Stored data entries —
=======

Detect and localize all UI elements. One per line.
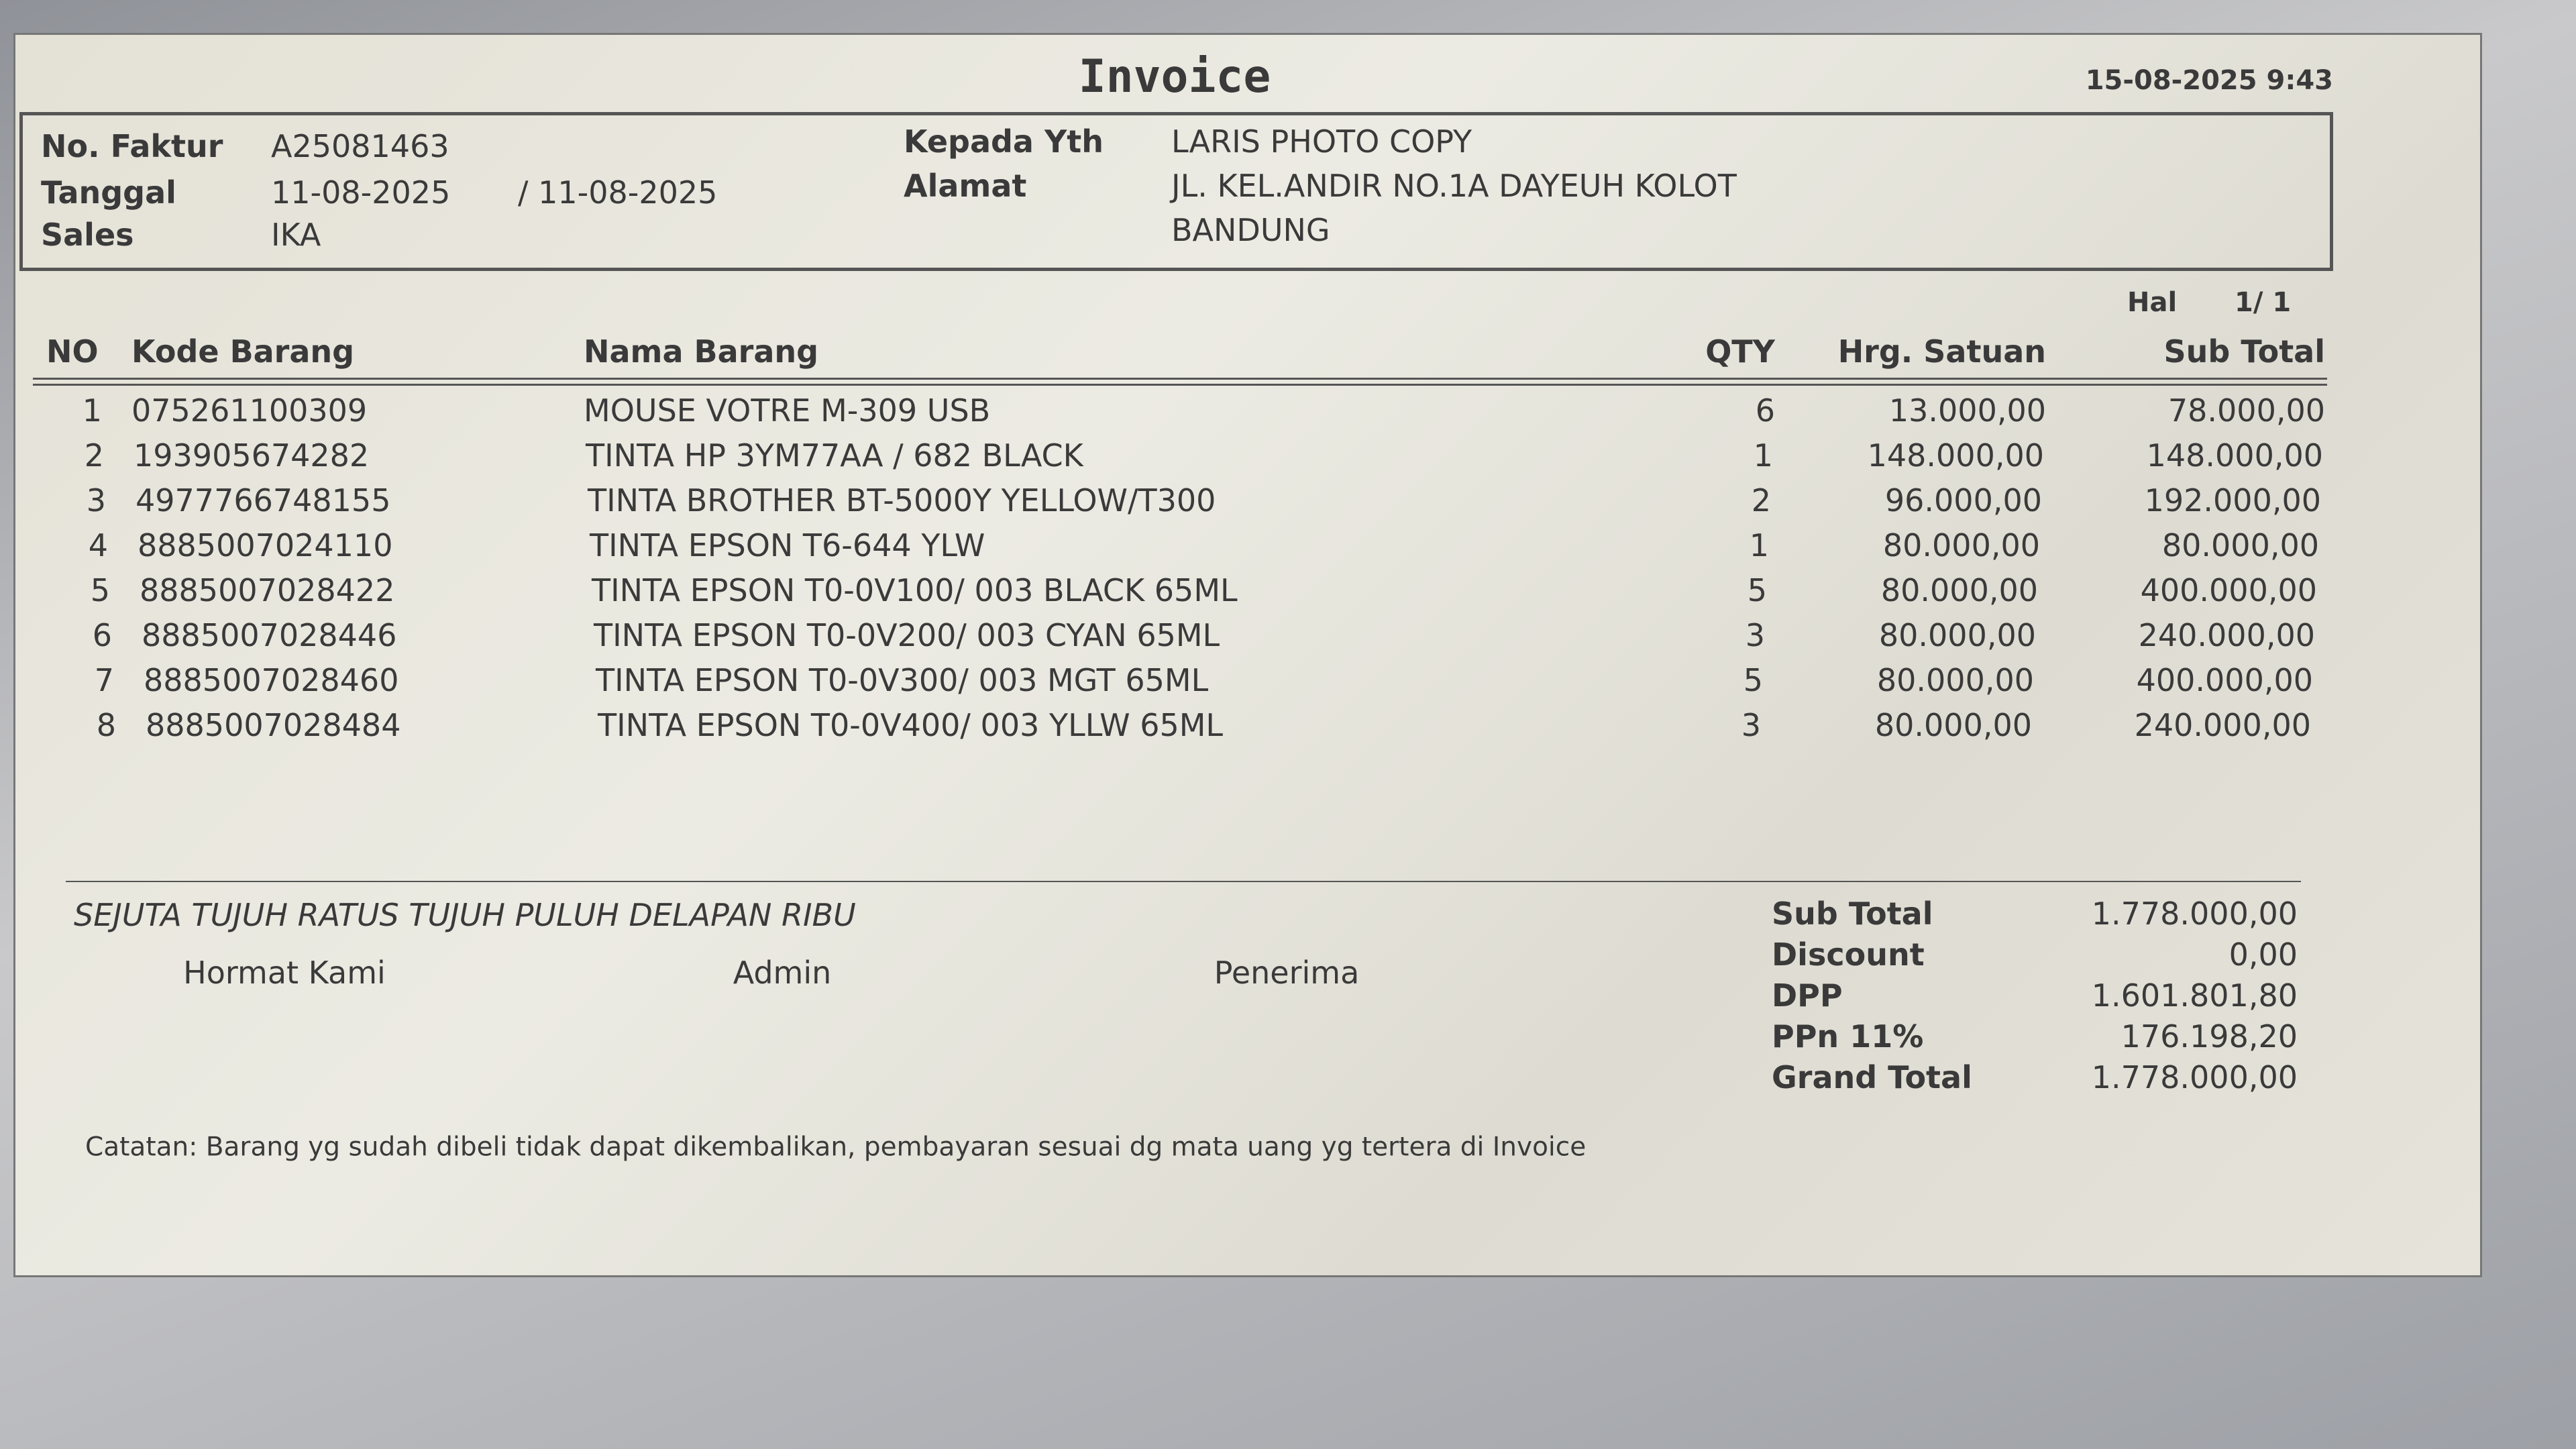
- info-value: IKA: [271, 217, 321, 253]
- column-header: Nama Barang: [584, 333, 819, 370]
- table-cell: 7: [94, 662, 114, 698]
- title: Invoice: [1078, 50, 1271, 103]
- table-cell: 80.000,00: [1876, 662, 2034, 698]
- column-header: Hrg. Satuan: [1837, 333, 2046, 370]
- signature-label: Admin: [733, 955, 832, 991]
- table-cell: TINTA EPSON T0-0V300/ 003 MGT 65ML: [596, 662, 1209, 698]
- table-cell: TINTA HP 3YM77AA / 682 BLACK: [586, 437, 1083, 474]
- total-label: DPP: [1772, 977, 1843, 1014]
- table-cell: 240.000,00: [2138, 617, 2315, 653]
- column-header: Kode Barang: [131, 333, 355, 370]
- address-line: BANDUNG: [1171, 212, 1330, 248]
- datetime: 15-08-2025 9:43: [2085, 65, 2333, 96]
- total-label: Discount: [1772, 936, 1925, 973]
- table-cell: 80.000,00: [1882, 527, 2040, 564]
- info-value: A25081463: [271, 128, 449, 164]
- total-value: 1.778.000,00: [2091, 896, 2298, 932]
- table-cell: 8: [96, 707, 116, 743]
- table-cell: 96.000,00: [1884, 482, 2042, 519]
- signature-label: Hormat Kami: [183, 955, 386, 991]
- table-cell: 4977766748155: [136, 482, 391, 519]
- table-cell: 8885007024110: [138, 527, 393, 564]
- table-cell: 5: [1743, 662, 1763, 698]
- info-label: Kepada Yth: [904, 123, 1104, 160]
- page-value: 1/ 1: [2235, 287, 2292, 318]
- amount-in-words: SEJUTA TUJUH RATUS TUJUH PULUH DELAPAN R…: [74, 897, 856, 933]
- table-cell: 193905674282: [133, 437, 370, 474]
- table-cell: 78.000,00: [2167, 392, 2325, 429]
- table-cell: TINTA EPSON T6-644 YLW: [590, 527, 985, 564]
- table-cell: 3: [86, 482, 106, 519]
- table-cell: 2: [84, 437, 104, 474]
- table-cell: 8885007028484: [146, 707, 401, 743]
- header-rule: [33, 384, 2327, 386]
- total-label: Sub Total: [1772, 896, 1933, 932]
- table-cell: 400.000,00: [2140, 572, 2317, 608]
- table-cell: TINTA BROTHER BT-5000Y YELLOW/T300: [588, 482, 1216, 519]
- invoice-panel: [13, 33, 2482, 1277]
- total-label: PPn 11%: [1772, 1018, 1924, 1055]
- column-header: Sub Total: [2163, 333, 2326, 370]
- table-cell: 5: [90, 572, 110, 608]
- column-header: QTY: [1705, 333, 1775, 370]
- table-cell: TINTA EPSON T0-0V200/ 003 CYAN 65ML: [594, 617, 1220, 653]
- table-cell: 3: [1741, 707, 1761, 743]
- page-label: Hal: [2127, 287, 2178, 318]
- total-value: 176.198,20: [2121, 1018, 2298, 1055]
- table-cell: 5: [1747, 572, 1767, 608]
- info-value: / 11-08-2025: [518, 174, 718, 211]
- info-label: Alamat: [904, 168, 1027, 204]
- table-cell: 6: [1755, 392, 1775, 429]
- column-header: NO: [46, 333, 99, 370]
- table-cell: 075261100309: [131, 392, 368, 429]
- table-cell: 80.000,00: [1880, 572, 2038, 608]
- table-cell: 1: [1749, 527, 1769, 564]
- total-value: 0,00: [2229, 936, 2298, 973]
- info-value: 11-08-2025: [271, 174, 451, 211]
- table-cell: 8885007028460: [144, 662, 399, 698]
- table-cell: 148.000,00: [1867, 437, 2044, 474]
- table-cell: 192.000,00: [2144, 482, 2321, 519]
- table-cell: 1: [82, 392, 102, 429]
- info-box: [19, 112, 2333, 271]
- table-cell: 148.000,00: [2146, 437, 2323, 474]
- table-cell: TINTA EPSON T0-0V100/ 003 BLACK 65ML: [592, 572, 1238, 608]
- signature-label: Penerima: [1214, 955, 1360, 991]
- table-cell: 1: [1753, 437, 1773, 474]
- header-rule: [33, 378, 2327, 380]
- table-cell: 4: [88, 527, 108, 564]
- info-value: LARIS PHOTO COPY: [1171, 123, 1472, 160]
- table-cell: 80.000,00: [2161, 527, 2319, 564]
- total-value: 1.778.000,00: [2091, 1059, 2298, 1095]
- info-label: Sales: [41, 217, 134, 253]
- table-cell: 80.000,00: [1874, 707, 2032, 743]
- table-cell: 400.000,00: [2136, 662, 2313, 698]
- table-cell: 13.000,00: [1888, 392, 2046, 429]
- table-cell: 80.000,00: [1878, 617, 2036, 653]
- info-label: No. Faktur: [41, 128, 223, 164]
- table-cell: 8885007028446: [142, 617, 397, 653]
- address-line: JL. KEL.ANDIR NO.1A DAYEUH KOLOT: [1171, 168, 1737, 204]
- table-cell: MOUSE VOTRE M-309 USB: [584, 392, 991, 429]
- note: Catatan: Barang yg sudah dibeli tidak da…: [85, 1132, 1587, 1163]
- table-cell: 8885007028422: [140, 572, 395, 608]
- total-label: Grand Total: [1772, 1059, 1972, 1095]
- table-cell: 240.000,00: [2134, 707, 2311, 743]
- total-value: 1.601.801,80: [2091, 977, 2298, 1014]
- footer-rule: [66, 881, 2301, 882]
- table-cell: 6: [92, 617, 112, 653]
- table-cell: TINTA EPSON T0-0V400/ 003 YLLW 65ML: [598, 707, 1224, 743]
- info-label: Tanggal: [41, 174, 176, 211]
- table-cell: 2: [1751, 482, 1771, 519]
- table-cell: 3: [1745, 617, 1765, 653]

=======

Problem statement — Find each line in the entries above that contains the string "column" and copy those lines out. Case counts.

Full response —
- column-header: Nama Barang: [584, 333, 819, 370]
- column-header: Hrg. Satuan: [1837, 333, 2046, 370]
- column-header: Kode Barang: [131, 333, 355, 370]
- column-header: Sub Total: [2163, 333, 2326, 370]
- column-header: QTY: [1705, 333, 1775, 370]
- column-header: NO: [46, 333, 99, 370]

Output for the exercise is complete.